— start WORKING DATA —

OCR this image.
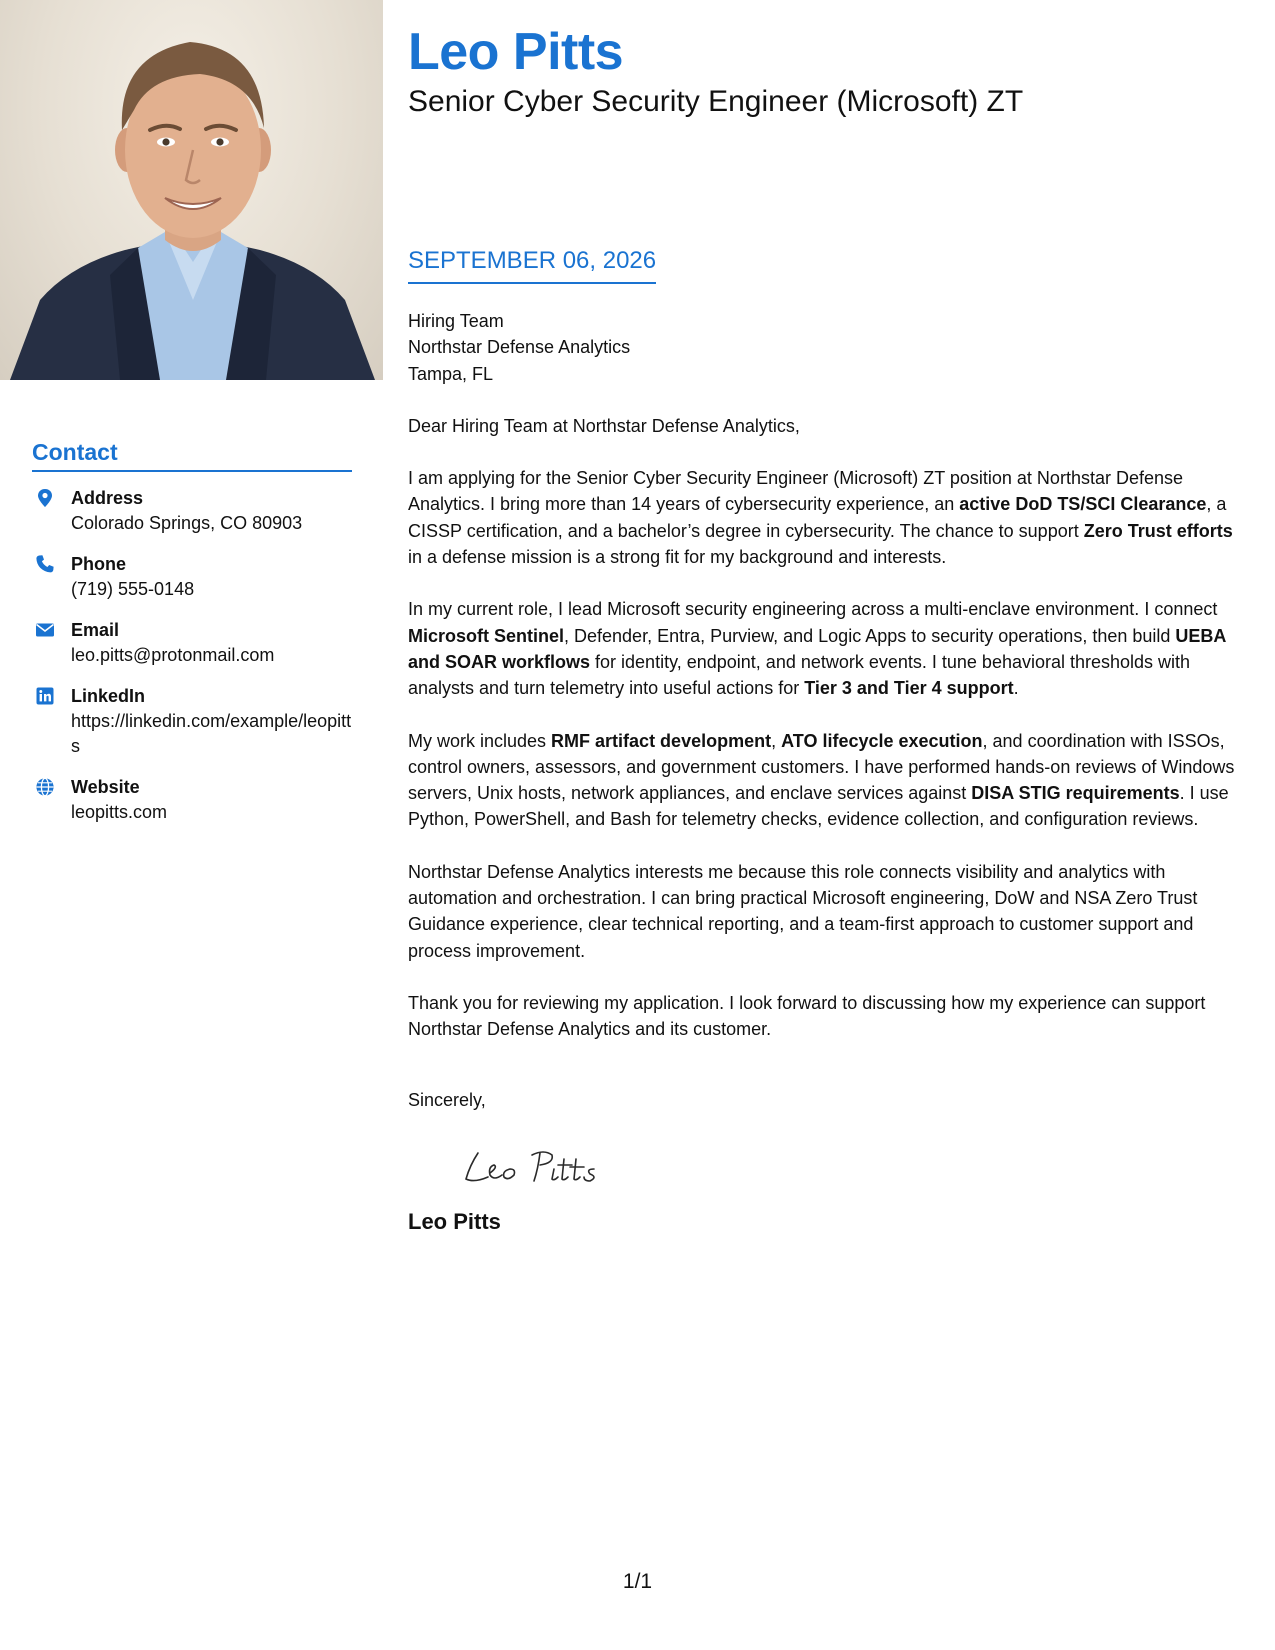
Contact
Address
Colorado Springs, CO 80903
Phone
(719) 555-0148
Email
leo.pitts@protonmail.com
LinkedIn
https://linkedin.com/example/leopitts
Website
leopitts.com
Leo Pitts
Senior Cyber Security Engineer (Microsoft) ZT
SEPTEMBER 06, 2026

Hiring Team
Northstar Defense Analytics
Tampa, FL

Dear Hiring Team at Northstar Defense Analytics,

I am applying for the Senior Cyber Security Engineer (Microsoft) ZT position at Northstar Defense Analytics. I bring more than 14 years of cybersecurity experience, an active DoD TS/SCI Clearance, a CISSP certification, and a bachelor’s degree in cybersecurity. The chance to support Zero Trust efforts in a defense mission is a strong fit for my background and interests.

In my current role, I lead Microsoft security engineering across a multi-enclave environment. I connect Microsoft Sentinel, Defender, Entra, Purview, and Logic Apps to security operations, then build UEBA and SOAR workflows for identity, endpoint, and network events. I tune behavioral thresholds with analysts and turn telemetry into useful actions for Tier 3 and Tier 4 support.

My work includes RMF artifact development, ATO lifecycle execution, and coordination with ISSOs, control owners, assessors, and government customers. I have performed hands-on reviews of Windows servers, Unix hosts, network appliances, and enclave services against DISA STIG requirements. I use Python, PowerShell, and Bash for telemetry checks, evidence collection, and configuration reviews.

Northstar Defense Analytics interests me because this role connects visibility and analytics with automation and orchestration. I can bring practical Microsoft engineering, DoW and NSA Zero Trust Guidance experience, clear technical reporting, and a team-first approach to customer support and process improvement.

Thank you for reviewing my application. I look forward to discussing how my experience can support Northstar Defense Analytics and its customer.

Sincerely,

Leo Pitts

1/1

— end WORKING DATA —

▶ TASK PROMPT:
Pictures in the records above should not be copied. Repeat everything else exactly.

▶ FINAL ANSWER:
OCR this image.
Contact
Address
Colorado Springs, CO 80903
Phone
(719) 555-0148
Email
leo.pitts@protonmail.com
LinkedIn
https://linkedin.com/example/leopitts
Website
leopitts.com
Leo Pitts
Senior Cyber Security Engineer (Microsoft) ZT
SEPTEMBER 06, 2026

Hiring Team
Northstar Defense Analytics
Tampa, FL

Dear Hiring Team at Northstar Defense Analytics,

I am applying for the Senior Cyber Security Engineer (Microsoft) ZT position at Northstar Defense Analytics. I bring more than 14 years of cybersecurity experience, an active DoD TS/SCI Clearance, a CISSP certification, and a bachelor’s degree in cybersecurity. The chance to support Zero Trust efforts in a defense mission is a strong fit for my background and interests.

In my current role, I lead Microsoft security engineering across a multi-enclave environment. I connect Microsoft Sentinel, Defender, Entra, Purview, and Logic Apps to security operations, then build UEBA and SOAR workflows for identity, endpoint, and network events. I tune behavioral thresholds with analysts and turn telemetry into useful actions for Tier 3 and Tier 4 support.

My work includes RMF artifact development, ATO lifecycle execution, and coordination with ISSOs, control owners, assessors, and government customers. I have performed hands-on reviews of Windows servers, Unix hosts, network appliances, and enclave services against DISA STIG requirements. I use Python, PowerShell, and Bash for telemetry checks, evidence collection, and configuration reviews.

Northstar Defense Analytics interests me because this role connects visibility and analytics with automation and orchestration. I can bring practical Microsoft engineering, DoW and NSA Zero Trust Guidance experience, clear technical reporting, and a team-first approach to customer support and process improvement.

Thank you for reviewing my application. I look forward to discussing how my experience can support Northstar Defense Analytics and its customer.

Sincerely,

Leo Pitts

1/1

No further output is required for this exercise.